-- Records for this task --
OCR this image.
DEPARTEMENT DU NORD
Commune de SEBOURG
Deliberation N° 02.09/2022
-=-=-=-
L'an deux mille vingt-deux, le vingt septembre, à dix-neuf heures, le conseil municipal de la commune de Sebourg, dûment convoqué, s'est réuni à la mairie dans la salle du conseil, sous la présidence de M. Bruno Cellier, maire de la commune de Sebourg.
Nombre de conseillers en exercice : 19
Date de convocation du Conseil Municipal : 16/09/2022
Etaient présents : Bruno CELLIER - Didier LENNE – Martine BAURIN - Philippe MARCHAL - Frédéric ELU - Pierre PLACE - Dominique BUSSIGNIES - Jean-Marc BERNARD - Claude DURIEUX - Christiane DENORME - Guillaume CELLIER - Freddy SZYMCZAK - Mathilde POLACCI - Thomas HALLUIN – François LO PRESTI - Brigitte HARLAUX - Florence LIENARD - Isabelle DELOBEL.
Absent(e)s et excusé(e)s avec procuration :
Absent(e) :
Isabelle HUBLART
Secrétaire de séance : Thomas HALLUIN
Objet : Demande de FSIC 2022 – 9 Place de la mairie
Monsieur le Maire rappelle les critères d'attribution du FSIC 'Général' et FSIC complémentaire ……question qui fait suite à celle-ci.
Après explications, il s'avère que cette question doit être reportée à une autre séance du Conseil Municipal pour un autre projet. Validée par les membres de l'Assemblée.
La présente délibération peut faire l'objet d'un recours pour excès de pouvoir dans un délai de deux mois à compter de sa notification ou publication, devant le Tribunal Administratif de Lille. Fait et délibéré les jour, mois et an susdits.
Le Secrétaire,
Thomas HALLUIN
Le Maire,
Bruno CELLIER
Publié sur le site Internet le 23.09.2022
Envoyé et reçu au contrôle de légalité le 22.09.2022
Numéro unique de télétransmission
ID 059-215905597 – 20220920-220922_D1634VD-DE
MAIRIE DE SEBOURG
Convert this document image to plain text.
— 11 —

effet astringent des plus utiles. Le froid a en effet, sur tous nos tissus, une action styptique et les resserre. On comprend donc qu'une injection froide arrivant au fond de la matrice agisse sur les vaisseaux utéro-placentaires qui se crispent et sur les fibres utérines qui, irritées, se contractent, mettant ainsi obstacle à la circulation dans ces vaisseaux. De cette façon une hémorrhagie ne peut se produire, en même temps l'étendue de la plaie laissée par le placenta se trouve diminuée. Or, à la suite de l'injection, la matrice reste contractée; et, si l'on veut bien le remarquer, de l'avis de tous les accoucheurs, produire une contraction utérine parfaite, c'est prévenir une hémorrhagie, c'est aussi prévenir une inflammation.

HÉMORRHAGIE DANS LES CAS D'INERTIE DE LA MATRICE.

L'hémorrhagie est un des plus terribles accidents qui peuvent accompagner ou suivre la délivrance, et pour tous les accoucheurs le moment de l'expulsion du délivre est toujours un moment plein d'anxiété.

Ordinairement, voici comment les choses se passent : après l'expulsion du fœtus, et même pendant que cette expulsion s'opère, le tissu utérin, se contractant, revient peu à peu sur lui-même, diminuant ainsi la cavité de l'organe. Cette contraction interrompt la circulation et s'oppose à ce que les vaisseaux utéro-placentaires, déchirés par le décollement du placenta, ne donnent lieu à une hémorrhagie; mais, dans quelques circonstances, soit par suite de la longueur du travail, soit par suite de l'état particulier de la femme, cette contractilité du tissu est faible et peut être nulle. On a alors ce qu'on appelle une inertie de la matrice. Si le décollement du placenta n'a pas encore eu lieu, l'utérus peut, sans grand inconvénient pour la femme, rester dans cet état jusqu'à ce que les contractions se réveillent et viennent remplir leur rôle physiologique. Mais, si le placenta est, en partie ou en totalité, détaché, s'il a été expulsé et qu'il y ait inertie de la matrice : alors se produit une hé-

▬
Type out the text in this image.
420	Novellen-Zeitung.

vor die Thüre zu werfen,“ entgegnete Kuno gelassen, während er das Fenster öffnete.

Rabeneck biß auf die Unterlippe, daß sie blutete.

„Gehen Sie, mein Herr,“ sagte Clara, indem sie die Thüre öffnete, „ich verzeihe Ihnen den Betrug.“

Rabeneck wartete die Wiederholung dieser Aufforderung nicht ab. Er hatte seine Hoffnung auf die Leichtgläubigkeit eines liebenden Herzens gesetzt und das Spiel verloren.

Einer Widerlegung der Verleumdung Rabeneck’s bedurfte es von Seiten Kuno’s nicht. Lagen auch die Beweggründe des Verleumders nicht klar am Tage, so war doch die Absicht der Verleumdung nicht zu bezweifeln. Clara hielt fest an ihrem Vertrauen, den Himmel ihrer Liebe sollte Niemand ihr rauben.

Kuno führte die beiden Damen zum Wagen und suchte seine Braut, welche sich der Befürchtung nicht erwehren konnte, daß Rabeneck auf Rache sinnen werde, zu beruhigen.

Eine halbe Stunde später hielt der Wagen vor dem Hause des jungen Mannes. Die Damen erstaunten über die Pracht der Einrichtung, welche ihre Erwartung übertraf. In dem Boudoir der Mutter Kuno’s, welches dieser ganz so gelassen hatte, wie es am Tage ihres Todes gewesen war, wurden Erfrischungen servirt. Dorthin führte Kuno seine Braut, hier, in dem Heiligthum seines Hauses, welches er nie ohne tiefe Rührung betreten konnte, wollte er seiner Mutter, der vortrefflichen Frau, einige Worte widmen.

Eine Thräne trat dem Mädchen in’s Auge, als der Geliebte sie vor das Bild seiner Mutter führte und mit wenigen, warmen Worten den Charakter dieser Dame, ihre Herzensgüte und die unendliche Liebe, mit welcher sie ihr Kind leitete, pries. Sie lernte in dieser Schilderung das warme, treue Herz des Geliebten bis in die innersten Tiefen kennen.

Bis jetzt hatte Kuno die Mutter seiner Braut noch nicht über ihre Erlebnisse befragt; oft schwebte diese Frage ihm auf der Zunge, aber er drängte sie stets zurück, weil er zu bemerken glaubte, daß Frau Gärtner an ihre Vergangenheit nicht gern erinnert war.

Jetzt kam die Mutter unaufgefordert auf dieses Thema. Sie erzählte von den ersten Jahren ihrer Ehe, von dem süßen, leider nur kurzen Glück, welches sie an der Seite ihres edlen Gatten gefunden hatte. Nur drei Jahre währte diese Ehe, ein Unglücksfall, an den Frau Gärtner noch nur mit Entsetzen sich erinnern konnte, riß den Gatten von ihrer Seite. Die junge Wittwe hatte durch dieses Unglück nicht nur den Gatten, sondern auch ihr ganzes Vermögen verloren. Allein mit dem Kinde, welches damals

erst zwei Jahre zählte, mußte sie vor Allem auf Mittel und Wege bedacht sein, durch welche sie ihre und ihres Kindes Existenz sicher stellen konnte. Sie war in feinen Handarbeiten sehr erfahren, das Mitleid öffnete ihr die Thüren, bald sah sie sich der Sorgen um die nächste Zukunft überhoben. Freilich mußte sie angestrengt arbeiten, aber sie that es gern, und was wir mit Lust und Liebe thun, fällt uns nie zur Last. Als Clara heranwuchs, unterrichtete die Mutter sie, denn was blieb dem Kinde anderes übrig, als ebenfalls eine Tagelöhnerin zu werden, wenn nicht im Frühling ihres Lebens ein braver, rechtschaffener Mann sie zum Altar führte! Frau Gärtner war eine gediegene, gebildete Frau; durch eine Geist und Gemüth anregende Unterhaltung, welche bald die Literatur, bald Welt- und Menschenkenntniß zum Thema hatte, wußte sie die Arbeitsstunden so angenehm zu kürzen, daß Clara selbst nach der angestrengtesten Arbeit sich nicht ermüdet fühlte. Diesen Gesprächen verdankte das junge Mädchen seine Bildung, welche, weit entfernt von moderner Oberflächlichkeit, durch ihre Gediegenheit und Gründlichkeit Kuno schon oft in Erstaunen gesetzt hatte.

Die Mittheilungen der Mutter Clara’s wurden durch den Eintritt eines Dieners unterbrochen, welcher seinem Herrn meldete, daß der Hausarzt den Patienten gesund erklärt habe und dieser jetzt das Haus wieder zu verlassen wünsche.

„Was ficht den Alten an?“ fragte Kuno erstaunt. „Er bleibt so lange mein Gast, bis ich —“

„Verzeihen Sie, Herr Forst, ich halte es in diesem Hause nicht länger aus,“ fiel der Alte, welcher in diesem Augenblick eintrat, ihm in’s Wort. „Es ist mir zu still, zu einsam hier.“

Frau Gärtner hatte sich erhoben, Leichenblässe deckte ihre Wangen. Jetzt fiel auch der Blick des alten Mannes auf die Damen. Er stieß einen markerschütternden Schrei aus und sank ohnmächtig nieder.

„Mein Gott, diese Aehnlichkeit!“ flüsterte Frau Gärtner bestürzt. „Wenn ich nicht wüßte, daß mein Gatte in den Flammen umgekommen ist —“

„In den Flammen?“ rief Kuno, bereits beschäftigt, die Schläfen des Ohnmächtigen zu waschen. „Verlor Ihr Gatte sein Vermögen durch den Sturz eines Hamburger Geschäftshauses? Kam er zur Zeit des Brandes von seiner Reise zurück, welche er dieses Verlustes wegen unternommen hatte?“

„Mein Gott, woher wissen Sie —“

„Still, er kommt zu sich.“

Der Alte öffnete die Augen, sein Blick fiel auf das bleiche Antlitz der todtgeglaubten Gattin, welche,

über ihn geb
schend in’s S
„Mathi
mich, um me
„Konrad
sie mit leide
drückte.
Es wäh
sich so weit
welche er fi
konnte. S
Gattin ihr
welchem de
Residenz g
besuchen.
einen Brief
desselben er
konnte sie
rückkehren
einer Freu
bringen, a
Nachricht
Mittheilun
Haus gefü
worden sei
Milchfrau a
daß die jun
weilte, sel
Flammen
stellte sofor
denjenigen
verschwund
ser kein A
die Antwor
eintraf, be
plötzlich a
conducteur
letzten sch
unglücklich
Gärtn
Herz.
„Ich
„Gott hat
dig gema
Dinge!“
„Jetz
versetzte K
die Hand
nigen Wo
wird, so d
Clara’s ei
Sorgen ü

-- What is expected --
Your task is to list each line of the records with the word "welcher".

-- Worked solution --
Eine Thräne trat dem Mädchen in’s Auge, als der Geliebte sie vor das Bild seiner Mutter führte und mit wenigen, warmen Worten den Charakter dieser Dame, ihre Herzensgüte und die unendliche Liebe, mit welcher sie ihr Kind leitete, pries. Sie lernte in dieser Schilderung das warme, treue Herz des Geliebten bis in die innersten Tiefen kennen.
Die Mittheilungen der Mutter Clara’s wurden durch den Eintritt eines Dieners unterbrochen, welcher seinem Herrn meldete, daß der Hausarzt den Patienten gesund erklärt habe und dieser jetzt das Haus wieder zu verlassen wünsche.
„Verzeihen Sie, Herr Forst, ich halte es in diesem Hause nicht länger aus,“ fiel der Alte, welcher in diesem Augenblick eintrat, ihm in’s Wort. „Es ist mir zu still, zu einsam hier.“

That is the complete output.